Data entries:
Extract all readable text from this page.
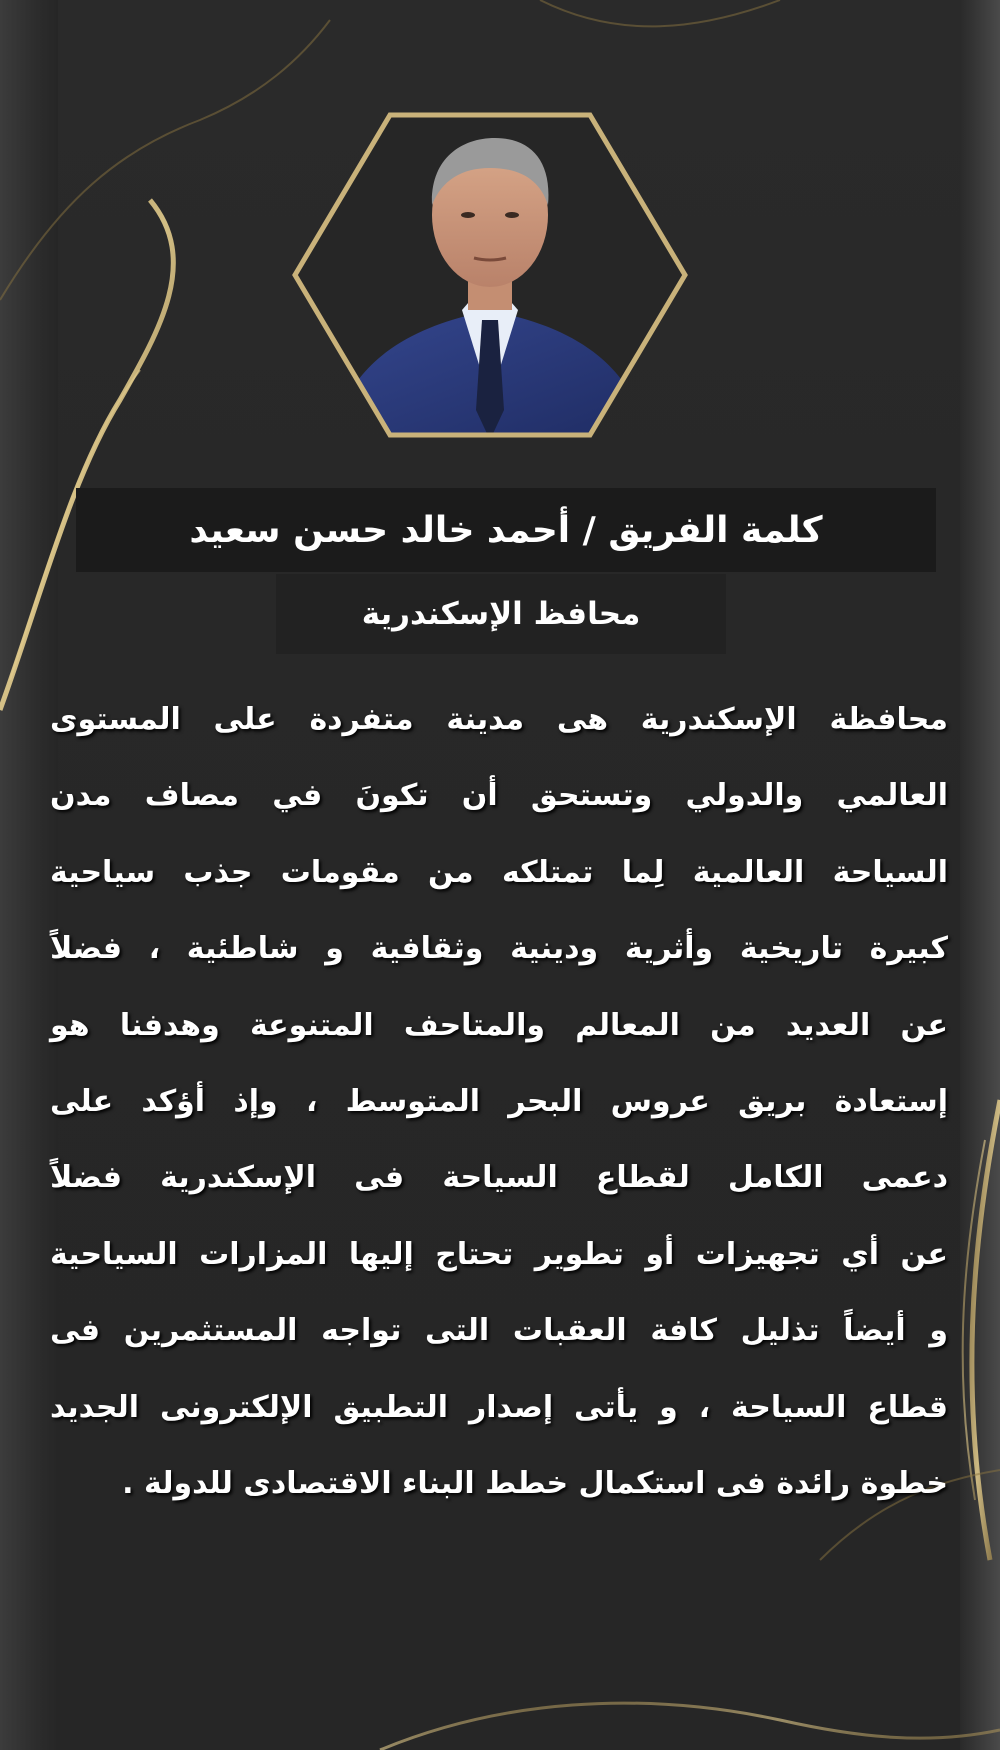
كلمة الفريق / أحمد خالد حسن سعيد
محافظ الإسكندرية
محافظة الإسكندرية هى مدينة متفردة على المستوى
العالمي والدولي وتستحق أن تكونَ في مصاف مدن
السياحة العالمية لِما تمتلكه من مقومات جذب سياحية
كبيرة تاريخية وأثرية ودينية وثقافية و شاطئية ، فضلاً
عن العديد من المعالم والمتاحف المتنوعة وهدفنا هو
إستعادة بريق عروس البحر المتوسط ، وإذ أؤكد على
دعمى الكامل لقطاع السياحة فى الإسكندرية فضلاً
عن أي تجهيزات أو تطوير تحتاج إليها المزارات السياحية
و أيضاً تذليل كافة العقبات التى تواجه المستثمرين فى
قطاع السياحة ، و يأتى إصدار التطبيق الإلكترونى الجديد
خطوة رائدة فى استكمال خطط البناء الاقتصادى للدولة .
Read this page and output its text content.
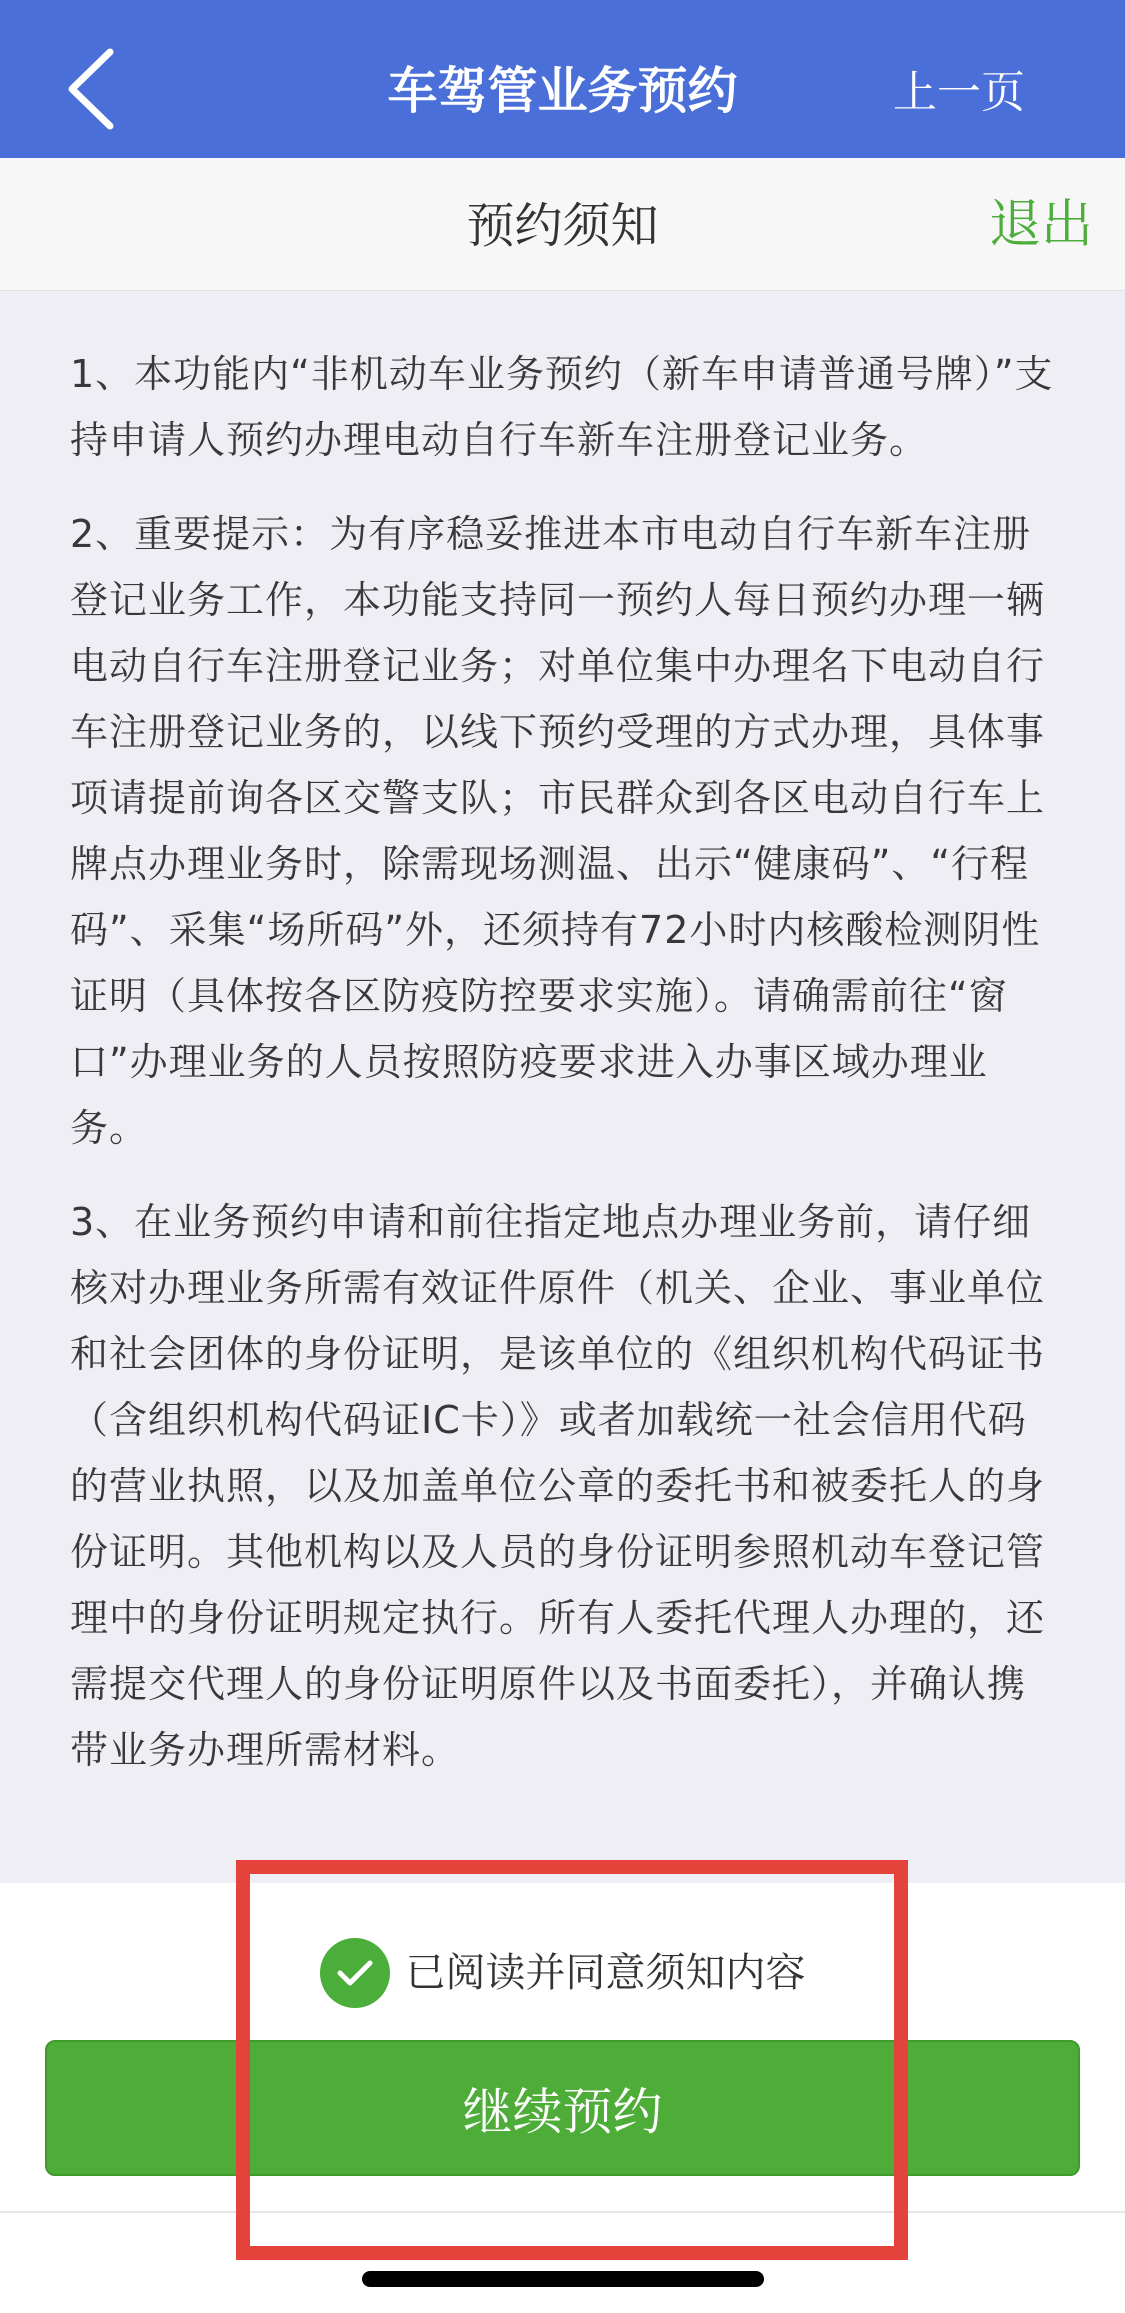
车驾管业务预约	上一页
预约须知	退出

1、本功能内“非机动车业务预约（新车申请普通号牌）”支持申请人预约办理电动自行车新车注册登记业务。

2、重要提示：为有序稳妥推进本市电动自行车新车注册登记业务工作，本功能支持同一预约人每日预约办理一辆电动自行车注册登记业务；对单位集中办理名下电动自行车注册登记业务的，以线下预约受理的方式办理，具体事项请提前询各区交警支队；市民群众到各区电动自行车上牌点办理业务时，除需现场测温、出示“健康码”、“行程码”、采集“场所码”外，还须持有72小时内核酸检测阴性证明（具体按各区防疫防控要求实施）。请确需前往“窗口”办理业务的人员按照防疫要求进入办事区域办理业务。

3、在业务预约申请和前往指定地点办理业务前，请仔细核对办理业务所需有效证件原件（机关、企业、事业单位和社会团体的身份证明，是该单位的《组织机构代码证书（含组织机构代码证IC卡）》或者加载统一社会信用代码的营业执照，以及加盖单位公章的委托书和被委托人的身份证明。其他机构以及人员的身份证明参照机动车登记管理中的身份证明规定执行。所有人委托代理人办理的，还需提交代理人的身份证明原件以及书面委托），并确认携带业务办理所需材料。

已阅读并同意须知内容
继续预约
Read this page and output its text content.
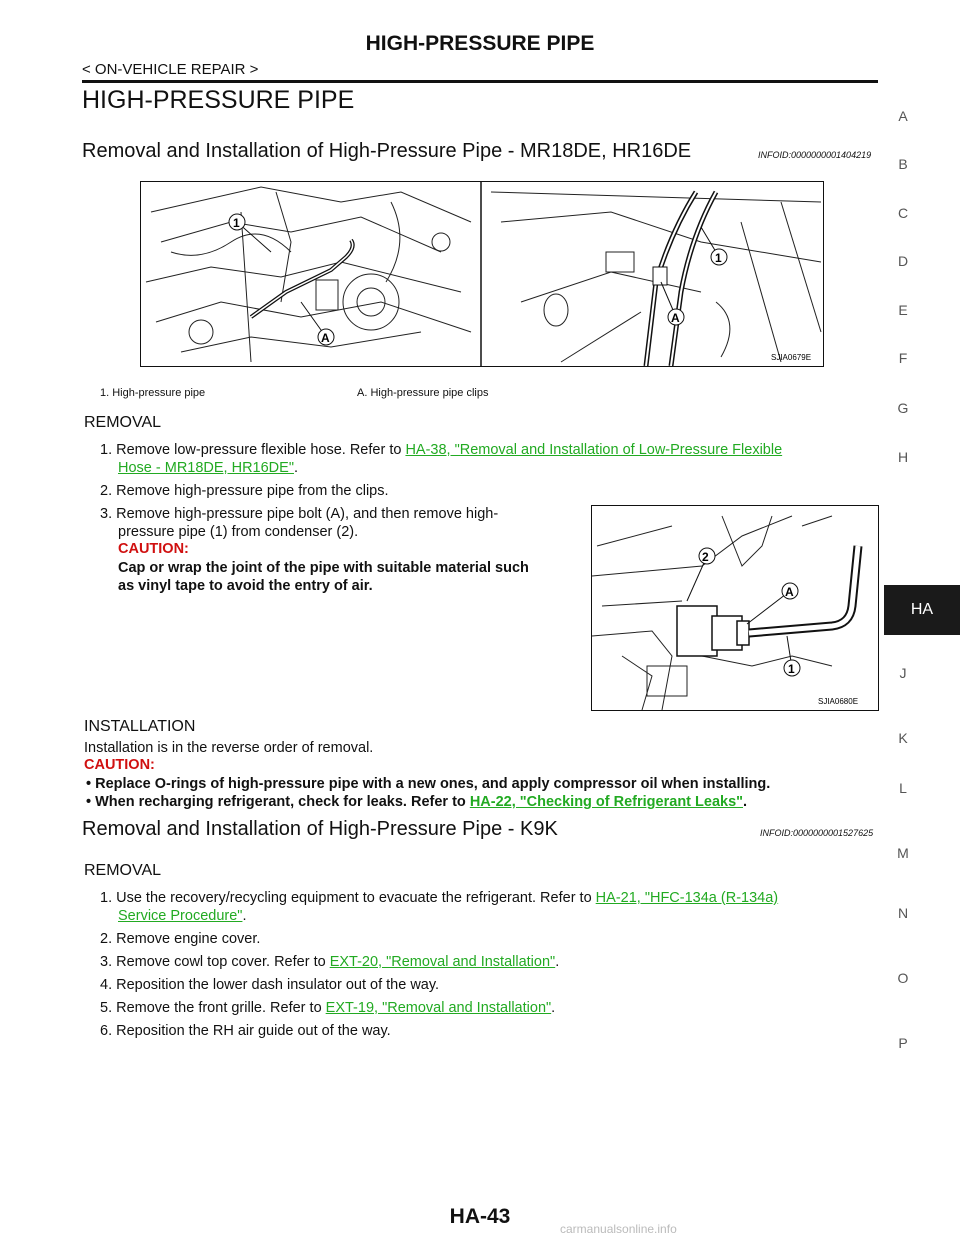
HIGH-PRESSURE PIPE
< ON-VEHICLE REPAIR >
HIGH-PRESSURE PIPE
Removal and Installation of High-Pressure Pipe - MR18DE, HR16DE	INFOID:0000000001404219
1
A
1
A
SJIA0679E
1. High-pressure pipe	A. High-pressure pipe clips
REMOVAL
1. Remove low-pressure flexible hose. Refer to HA-38, "Removal and Installation of Low-Pressure Flexible
Hose - MR18DE, HR16DE".
2. Remove high-pressure pipe from the clips.
3. Remove high-pressure pipe bolt (A), and then remove high-
pressure pipe (1) from condenser (2).
CAUTION:
Cap or wrap the joint of the pipe with suitable material such
as vinyl tape to avoid the entry of air.
2
A
1
SJIA0680E
INSTALLATION
Installation is in the reverse order of removal.
CAUTION:
• Replace O-rings of high-pressure pipe with a new ones, and apply compressor oil when installing.
• When recharging refrigerant, check for leaks. Refer to HA-22, "Checking of Refrigerant Leaks".
Removal and Installation of High-Pressure Pipe - K9K	INFOID:0000000001527625
REMOVAL
1. Use the recovery/recycling equipment to evacuate the refrigerant. Refer to HA-21, "HFC-134a (R-134a)
Service Procedure".
2. Remove engine cover.
3. Remove cowl top cover. Refer to EXT-20, "Removal and Installation".
4. Reposition the lower dash insulator out of the way.
5. Remove the front grille. Refer to EXT-19, "Removal and Installation".
6. Reposition the RH air guide out of the way.
A
B
C
D
E
F
G
H
J
K
L
M
N
O
P
HA
HA-43
carmanualsonline.info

- Task description: Collect the lines of the data that carry the word "Reposition".

- Answer:
4. Reposition the lower dash insulator out of the way.
6. Reposition the RH air guide out of the way.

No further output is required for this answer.